PASSAGE GIVEN:
__________________________________________________

Zeroing In: If you’ve ever seen radar dishes spinning (like in old-timey World War II newsreels), you’ve seen one limitation of the technology: it has to look away while it scans in the other direction. (You can also see this in the blip-blipping of targets on old-fashioned green radar scanners.) But there’s another type of system called “active electronically scanned array” that allows a computer to send a beam of radio waves directly at a target without physically moving the antenna or dish. Because the system never takes its “eye” off the target, it can track its location much more precisely and with much less lag time. It can also track a lot more targets than traditional radar, making it perfect for crowded airspace.
A high-resolution radar network could be used for a lot more than simply guiding burrito drones and Amazon deliveries to your doorstep.
Other Applications: As the chief engineer on the project told Wired, “You can also leverage it for microscale weather analysis, including 3-D wind information, and down to extremely localized tracking that could help future air vehicles as well as the general public.” The company’s recent tests showed that even a single unit without the whole network could track planes in a 20-mile radius and guide their landings with “surgical precision,” hinting that it could be used to further automate air travel. Raytheon says the system could be as cost-effective as the mega scanners, but, whether it’s GPS or a new radar network, we’re going to need to keep an eye on the skies, one way or another.

__________________________________________________

RECORDED DATA:
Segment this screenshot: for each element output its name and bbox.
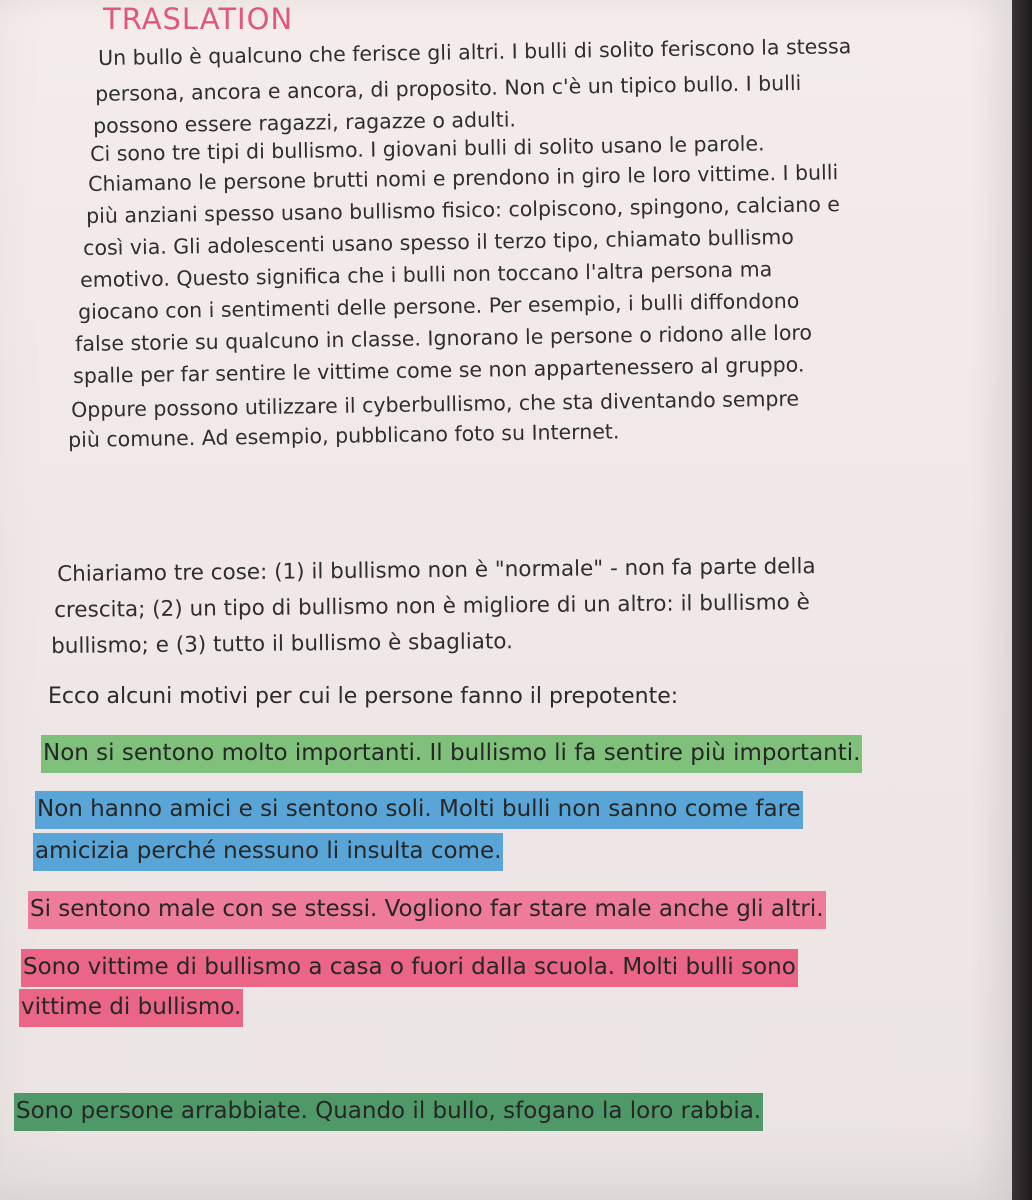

__________________________________________________

DIRECTIVE 1:
Swap "radar network" for "sensor network" throughout a section of the radar passage, beginning at the words "A high-resolution radar" and stopping after "way or another.".
DIRECTIVE 2:
According to the radar passage, within what radius could a single unit track planes in the company's recent tests?
Rely solely on the radar passage when responding.

EXERCISE RESULT 1:
A high-resolution sensor network could be used for a lot more than simply guiding burrito drones and Amazon deliveries to your doorstep.
Other Applications: As the chief engineer on the project told Wired, “You can also leverage it for microscale weather analysis, including 3-D wind information, and down to extremely localized tracking that could help future air vehicles as well as the general public.” The company’s recent tests showed that even a single unit without the whole network could track planes in a 20-mile radius and guide their landings with “surgical precision,” hinting that it could be used to further automate air travel. Raytheon says the system could be as cost-effective as the mega scanners, but, whether it’s GPS or a new sensor network, we’re going to need to keep an eye on the skies, one way or another.

EXERCISE RESULT 2:
A 20-mile radius.